## SELECTED PASSAGE
--------------------

Bank Mellat (Appellant (Plaintiff) v Mohammad Ebrahim Nikpour (Respondent

JurisdictionEngland & Wales
CourtCourt of Appeal (Civil Division)
JudgeTHE MASTER OF THE ROLLS,LORD JUSTICE DONALDSON,LORD JUSTICE SLADE
Judgment Date21 Apr 1982
Judgment citation (vLex)[1982] EWCA Civ J0421-1
Docket Number82/0171

[1982] EWCA Civ J0421-1

IN THE SUPREME COURT OF JUDICATURE

COURT OF APPEAL (CIVIL DIVISION)

ON APPEAL FROM THE HIGH COURT OF JUSTICE

QUEEN'S BENCH DIVISION

COMMERCIAL COURT

(MR. JUSTICE ROBERT GOFF)

Royal Courts of Justice.

Before:

The Master of the Rolls

(Lord Denning)

Lord Justice Donaldson and

Lord Justice Slade

82/0171

1981 B. No. 548

Bank Mellat
Appellant (Plaintiff)
and
Mohammad Ebrahim Nikpour
Respondent (Defendant)

MR. DONALD RATTEE, Q.C. and MR. B.D. McCURE (instructed by Messrs. Stephenson Harwood) appeared on behalf of the Appellant.

MR. N. STRAUSS (instructed by Meesrs. Baker & McKenzie) appeared on behalf of the Respondent.

1

THE MASTER OF THE ROLLS
2

Bank Pars was a large bank in Iran. Its head office was in Tehran. It had many branches throughout Iran. It also had two branches in England. The London branch was in Cavendish Square.

3

Mr. Mohammad Ebrahim Nikpour was the chief executive of the bank. His family held 89 per cent of the shares. He personally held 12 per cent. Although the bank was a public company in Iran, Mr. Nikpour was in control of its affairs. He spent a great deal of his time in London.

4

In 1979 there was a revolution in Iran. By a decree dated the 8th July, 1979 the revolutionary government nationalised all the banks in Iran. Bank Pars was nationalised. Mr. Nikpour's shareholding was acquired without payment. It was worth £3 1/2 million.

5

In January 1980 a new manager was appointed to the London branch—Mr. Naieri. He had access to all the accounts and books of the bank. I should have thought he would have complained at once if he had found any misappropriation by Mr. Nikpour. But no complaint was made. Nothing was said to Mr. Nikpour until August 1981 when it was thought that he was coming to England. It was then alleged that in November 1978, when Mr. Nikpour was chief executive, his account with the London branch had been credited with two large sums—one of £102,000 and another of £97,000—which were not due to him. On discovering these credits, the new manager instructed solicitors to try and recover them from Mr. Nikpour.

--------------------

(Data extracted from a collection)
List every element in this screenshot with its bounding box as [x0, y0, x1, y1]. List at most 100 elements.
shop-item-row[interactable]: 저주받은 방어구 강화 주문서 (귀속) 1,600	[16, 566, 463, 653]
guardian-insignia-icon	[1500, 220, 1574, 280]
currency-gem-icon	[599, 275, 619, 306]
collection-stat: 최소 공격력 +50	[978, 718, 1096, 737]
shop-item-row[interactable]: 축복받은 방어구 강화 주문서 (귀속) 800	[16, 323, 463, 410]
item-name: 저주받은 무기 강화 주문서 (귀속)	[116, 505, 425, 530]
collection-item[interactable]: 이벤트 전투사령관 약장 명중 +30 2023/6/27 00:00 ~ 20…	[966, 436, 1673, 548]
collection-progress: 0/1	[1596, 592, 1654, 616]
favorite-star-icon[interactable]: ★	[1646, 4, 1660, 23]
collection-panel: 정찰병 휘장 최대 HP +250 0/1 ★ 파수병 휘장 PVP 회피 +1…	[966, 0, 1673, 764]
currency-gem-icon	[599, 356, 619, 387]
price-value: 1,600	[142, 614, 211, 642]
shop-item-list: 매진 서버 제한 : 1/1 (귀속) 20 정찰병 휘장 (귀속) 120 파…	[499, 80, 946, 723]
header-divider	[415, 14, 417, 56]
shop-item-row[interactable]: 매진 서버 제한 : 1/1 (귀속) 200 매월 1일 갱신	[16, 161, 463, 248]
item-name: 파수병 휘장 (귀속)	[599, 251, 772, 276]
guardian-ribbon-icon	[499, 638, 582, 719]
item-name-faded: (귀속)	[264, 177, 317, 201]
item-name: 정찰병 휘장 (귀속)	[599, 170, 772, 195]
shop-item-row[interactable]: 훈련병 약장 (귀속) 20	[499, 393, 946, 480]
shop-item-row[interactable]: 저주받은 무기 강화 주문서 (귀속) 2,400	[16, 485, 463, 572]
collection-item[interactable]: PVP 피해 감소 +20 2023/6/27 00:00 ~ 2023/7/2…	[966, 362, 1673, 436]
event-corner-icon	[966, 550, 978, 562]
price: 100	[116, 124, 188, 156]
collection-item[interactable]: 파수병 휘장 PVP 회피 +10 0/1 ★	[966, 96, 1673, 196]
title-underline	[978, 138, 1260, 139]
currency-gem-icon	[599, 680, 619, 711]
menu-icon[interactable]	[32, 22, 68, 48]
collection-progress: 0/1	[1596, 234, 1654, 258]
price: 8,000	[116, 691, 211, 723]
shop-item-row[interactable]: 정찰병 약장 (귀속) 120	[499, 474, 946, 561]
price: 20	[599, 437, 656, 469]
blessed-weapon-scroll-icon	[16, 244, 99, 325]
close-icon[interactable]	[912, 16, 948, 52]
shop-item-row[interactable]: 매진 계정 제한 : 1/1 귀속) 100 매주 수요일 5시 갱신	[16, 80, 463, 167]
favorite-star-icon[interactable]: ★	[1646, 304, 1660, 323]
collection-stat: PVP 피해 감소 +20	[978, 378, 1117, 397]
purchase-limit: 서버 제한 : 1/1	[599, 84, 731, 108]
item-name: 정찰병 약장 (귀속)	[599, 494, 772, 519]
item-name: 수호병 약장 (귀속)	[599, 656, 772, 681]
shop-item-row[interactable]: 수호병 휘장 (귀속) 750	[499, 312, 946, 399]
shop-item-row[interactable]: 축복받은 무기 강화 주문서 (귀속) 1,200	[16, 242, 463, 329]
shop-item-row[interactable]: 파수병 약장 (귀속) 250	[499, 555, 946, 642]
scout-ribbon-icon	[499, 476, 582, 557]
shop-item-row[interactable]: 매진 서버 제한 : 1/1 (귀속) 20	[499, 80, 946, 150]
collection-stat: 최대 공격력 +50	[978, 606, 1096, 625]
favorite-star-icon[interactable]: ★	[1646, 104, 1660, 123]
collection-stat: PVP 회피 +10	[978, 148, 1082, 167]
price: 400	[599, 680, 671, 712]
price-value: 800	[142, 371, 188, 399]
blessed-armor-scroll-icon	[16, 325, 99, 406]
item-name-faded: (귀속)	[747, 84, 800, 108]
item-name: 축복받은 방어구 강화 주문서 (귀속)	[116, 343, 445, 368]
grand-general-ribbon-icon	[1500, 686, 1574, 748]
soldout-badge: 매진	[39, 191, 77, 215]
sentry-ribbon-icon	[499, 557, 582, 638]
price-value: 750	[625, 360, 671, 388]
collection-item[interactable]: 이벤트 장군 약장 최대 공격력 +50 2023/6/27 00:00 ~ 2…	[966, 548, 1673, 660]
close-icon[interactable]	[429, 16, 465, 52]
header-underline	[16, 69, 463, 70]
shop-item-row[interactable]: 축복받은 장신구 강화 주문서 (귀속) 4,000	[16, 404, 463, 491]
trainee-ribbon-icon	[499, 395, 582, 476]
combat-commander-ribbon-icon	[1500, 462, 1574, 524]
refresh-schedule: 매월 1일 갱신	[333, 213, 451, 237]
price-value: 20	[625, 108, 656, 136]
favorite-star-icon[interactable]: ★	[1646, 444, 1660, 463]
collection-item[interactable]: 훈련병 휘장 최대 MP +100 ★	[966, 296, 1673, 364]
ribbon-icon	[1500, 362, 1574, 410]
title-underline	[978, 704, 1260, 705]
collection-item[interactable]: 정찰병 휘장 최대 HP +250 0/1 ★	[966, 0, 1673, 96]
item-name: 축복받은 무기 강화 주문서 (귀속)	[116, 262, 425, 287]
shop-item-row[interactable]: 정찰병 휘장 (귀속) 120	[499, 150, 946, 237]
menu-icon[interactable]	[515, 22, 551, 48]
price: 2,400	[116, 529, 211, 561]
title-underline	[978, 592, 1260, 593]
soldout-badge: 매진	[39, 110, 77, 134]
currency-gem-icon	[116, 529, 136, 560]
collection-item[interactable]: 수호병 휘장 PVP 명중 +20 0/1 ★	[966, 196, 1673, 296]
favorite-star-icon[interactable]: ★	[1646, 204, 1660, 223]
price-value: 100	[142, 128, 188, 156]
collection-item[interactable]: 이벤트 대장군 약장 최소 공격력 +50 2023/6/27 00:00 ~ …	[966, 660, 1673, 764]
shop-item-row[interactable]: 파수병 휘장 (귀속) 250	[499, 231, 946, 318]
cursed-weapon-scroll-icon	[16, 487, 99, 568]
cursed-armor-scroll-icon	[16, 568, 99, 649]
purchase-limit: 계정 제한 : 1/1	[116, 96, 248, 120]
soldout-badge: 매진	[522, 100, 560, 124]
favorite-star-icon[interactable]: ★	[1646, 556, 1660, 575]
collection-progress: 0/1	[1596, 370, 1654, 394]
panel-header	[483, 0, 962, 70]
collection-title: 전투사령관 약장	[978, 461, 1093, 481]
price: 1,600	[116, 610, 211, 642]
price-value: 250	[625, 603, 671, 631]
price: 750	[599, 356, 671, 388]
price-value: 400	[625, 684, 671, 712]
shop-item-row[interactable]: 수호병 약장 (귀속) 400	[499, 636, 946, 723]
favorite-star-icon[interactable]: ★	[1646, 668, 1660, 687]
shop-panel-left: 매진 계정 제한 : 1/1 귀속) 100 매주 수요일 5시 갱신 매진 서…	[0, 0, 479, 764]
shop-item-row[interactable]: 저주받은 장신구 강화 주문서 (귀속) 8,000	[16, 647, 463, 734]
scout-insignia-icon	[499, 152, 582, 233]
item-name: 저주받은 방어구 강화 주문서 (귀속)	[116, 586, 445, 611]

--------------------

## AIM OF THE TASK
Pick up the Bank Mellat v Nikpour court judgment right after its last sentence and write the next part.

## OUTPUT FOR THIS EXERCISE
6

The new manager's solicitors found that Mr. Nikpour had an account with the Security Pacific National Bank in London. He had assets of over £300,000 at that bank. So in September 1981 they applied to the court for a Mareva injunction to restrain him from dealing with those assets. The application was made hurriedly. There was no time to issue a writ. On an undertaking to issue a writ, they were granted a Mareva injunction against Mr. Nikpour.

7

The writ was prepared. When the judge saw it, he at once pointed out that it showed no cause of action. It just alleged that these sums were credited. Mr. Nikpour might have a perfectly good explanation of why his account had been credited with these sums. So the bank amended the pleadings. They said that these moneys were loans by Bank Pars to Mr. Nikpour: and that he was liable to reimburse the bank.

8

Afterwards the matter came before the judge inter partes. Mr. Nikpour was represented. An affidavit was put before the court on his behalf. He said that the moneys were properly credited to him for his own use. He said that they were not a loan.

9

So the plaintiff bank amended their pleadings yet again. They alleged that Mr. Nikpour had procured those sums to be credited to him without any proper justification. That was the state of the pleadings when the matter came before Mr. Justice Robert Goff.

10

Mr. Justice Robert Goff looked into the matter. He said that there had not been full and proper disclosure at the original ex parte application when the Mareva injunction was granted. He thought that that was so serious a fault on the part of the plaintiffs that he discharged the injunction. He went on to say:

11

"That being so, I discharge the Mareva injunction granted in September of this year.

12

"I am not prepared to grant a new Mareva injunction today since it is impossible to judge whether the money would still be here if the injunction had not been granted on the basis of the Affidavit which I have described. It would be unfair to the Defendant for the Court to enable the Plaintiff to renew the injunction on further evidence".

13

Although Mr. Justice Robert Goff would not grant a new Mareva injunction, he continued it pending an appeal to this court. We have heard the appeal yesterday and today.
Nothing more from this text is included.